Or you could use DCC. A cheaper way to get into DCC would be to buy a 5 amp system initially, and then upgrade to ten by adding a booster


----------



## JonScott (May 12, 2010)

Okay I'm still lost! I talked with Caboose hobbies and they recommended a Crest PS http://www.caboosehobbies.com/catalog/product_info.php?manufacturers_id=&products_id=14187 for DC use. Not quite 24v, but they do have a pretty limited selection. Could someone lay out exactly which brand PS and controller is best? If I do decide to go DCC straight off is there one package that has everything I need, Power Supply, decoder, etc... 
The selections seem so overwhelming, I can not for the life of me get my head around this! and I'm in the lighting business ... lol


----------



## Greg Elmassian (Jan 3, 2008)

Before I jump in, you really want to make a decision if you are going DC or DCC... 

Don't use anything lower than 24 volts for DCC, you lose about 6 volts from the transformer to the actual motor... and you will have top speed issues with some locos if your power supply is 22 volts. 

You mentioned budget... if you worry about budget, you need to consider whether you mean long term or short term. 

I'd do some more reading and decide where your future lies... 

Read the FAQs on my site and the power section... you have not mentioned battery power yet, which should also be considered. 

By the way, I run DCC... 

Regards, Greg


----------



## lownote (Jan 3, 2008)

Greg is right--if you want a lot of speed from you trains--for example, passenger runs at real-life speeds--then you want 24 volts. If you are less concerned with that, you might be able to get away with less.

I used this same MeanWell power supply, the S-320-24, when I was running both DC power and now with a DCC setup. It provides 24 volts and 12.5amps. 


Power Supply 

You can find them for less, sometimes under another brand name.

The Crest power supply is fine; as Greg mentioned, if your priority is running at higher speeds, 24 volts is better than 22 on a DCC rig. Voltage controls speed, but amperage determines how much current you can put on the track.


What do you imagine for this RR? If you imagine running mostly one train at a time, and modest lengths of 3-12 freight cars, at slower speed, you don't need a lot of amps or volts. If you imagine running, say, really long trains of lighted passenger cars up steep grades at crack express speeds, then you need more amperage and higher voltage.

+===+

» Problem description
Transcribe the part of the model train power supply thread above word for word, starting with "Don't use anything" and going on through "your future lies...".

+===+

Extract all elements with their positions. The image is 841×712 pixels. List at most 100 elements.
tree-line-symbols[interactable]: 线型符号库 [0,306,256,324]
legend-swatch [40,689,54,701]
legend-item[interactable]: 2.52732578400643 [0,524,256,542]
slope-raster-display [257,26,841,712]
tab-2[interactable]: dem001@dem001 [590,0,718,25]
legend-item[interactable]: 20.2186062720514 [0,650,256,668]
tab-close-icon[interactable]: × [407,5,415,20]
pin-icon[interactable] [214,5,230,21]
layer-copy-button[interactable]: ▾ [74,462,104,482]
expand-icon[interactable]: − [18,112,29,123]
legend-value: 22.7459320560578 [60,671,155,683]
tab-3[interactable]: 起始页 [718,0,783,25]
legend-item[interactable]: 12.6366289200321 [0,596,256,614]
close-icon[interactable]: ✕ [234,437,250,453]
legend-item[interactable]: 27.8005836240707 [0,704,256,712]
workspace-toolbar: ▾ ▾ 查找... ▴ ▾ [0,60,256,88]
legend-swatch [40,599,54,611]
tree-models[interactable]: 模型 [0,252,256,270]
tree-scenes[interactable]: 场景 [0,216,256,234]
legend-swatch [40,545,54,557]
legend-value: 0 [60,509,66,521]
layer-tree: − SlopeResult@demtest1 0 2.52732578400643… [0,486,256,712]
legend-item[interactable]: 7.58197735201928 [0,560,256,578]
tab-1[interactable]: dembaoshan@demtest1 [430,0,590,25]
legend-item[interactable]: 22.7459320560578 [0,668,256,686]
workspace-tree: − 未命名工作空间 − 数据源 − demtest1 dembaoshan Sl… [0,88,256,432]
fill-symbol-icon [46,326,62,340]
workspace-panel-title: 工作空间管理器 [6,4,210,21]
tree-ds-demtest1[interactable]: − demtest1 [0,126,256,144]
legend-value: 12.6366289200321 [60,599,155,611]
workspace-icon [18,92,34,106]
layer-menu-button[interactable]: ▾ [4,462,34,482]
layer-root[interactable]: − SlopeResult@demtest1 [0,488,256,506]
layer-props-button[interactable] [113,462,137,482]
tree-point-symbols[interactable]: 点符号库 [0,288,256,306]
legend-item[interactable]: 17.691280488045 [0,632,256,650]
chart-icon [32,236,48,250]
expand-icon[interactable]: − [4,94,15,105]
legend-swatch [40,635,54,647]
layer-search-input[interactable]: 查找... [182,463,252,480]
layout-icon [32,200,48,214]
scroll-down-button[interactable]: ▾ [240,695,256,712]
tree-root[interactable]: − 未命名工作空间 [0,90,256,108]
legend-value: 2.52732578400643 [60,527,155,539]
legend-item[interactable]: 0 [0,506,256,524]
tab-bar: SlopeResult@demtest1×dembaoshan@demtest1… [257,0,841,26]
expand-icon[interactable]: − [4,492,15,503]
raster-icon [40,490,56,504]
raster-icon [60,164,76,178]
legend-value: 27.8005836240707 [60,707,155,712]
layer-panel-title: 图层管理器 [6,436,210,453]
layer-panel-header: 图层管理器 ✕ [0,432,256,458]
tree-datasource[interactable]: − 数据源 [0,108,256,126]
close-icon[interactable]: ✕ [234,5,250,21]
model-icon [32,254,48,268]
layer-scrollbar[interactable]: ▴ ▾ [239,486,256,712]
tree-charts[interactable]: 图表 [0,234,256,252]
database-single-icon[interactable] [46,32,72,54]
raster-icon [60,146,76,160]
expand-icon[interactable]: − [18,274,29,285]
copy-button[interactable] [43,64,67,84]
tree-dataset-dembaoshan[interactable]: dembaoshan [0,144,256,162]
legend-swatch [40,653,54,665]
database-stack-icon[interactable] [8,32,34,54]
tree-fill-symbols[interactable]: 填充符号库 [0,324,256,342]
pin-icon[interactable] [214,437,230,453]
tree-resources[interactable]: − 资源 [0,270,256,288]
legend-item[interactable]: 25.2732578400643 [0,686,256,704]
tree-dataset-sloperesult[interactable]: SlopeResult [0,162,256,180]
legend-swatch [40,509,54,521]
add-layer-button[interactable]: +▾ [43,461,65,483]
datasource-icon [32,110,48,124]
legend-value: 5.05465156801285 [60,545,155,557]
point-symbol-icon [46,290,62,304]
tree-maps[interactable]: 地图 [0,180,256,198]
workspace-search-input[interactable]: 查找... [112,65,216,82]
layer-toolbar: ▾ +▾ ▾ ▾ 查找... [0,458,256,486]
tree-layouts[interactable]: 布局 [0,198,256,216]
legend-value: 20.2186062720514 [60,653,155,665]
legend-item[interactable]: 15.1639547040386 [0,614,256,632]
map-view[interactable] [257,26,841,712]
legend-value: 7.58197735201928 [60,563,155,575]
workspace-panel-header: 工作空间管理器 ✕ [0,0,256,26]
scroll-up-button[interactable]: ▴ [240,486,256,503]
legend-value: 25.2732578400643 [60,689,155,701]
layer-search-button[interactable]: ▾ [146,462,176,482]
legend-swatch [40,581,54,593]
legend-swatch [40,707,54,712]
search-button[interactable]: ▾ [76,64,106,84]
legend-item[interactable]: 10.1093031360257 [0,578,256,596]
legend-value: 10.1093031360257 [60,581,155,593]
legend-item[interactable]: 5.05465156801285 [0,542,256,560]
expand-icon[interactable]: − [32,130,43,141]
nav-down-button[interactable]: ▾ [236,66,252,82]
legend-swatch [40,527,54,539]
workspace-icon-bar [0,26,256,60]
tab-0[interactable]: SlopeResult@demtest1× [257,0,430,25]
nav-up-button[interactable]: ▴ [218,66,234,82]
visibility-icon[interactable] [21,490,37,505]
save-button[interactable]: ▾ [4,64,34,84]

+===+

» Finished task
Don't use anything lower than 24 volts for DCC, you lose about 6 volts from the transformer to the actual motor... and you will have top speed issues with some locos if your power supply is 22 volts. 

You mentioned budget... if you worry about budget, you need to consider whether you mean long term or short term. 

I'd do some more reading and decide where your future lies...